Begin

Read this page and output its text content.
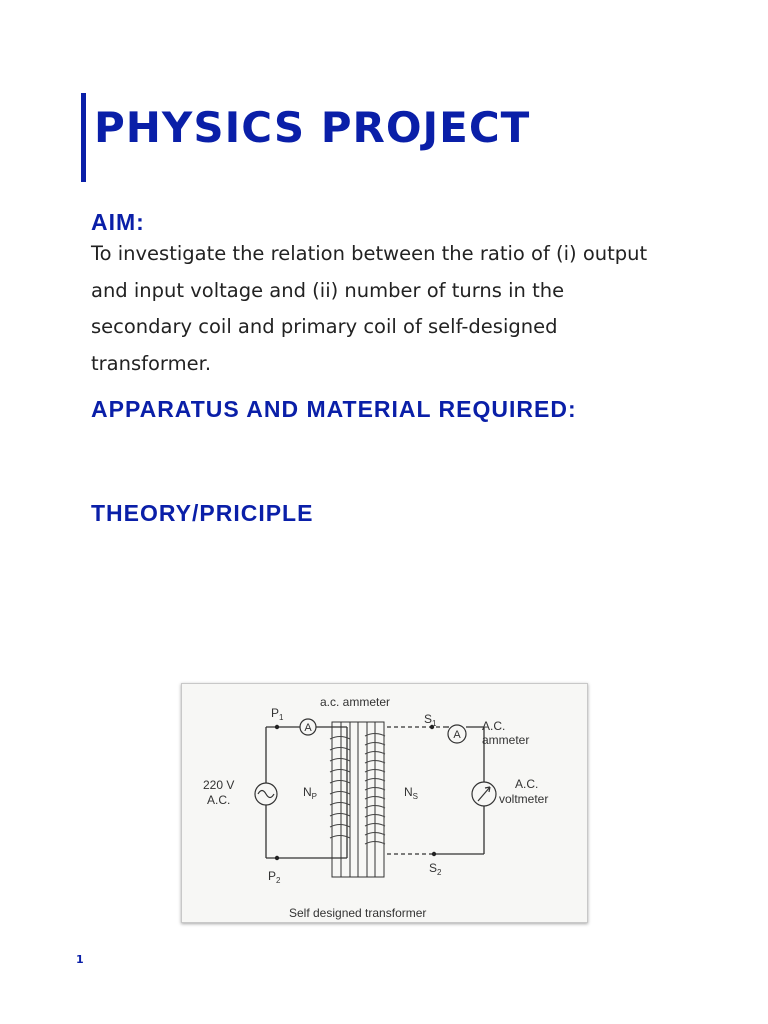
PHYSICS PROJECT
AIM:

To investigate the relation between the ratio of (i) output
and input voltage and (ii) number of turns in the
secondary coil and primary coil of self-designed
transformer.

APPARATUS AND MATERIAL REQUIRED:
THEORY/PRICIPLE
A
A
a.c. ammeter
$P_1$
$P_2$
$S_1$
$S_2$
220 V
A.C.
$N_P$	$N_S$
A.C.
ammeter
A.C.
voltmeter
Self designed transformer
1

End

_YOUR GOAL_:
Above are records; say how many of their lines contain the word "transformer", giving only the number.

_RESULT BELOW_:
2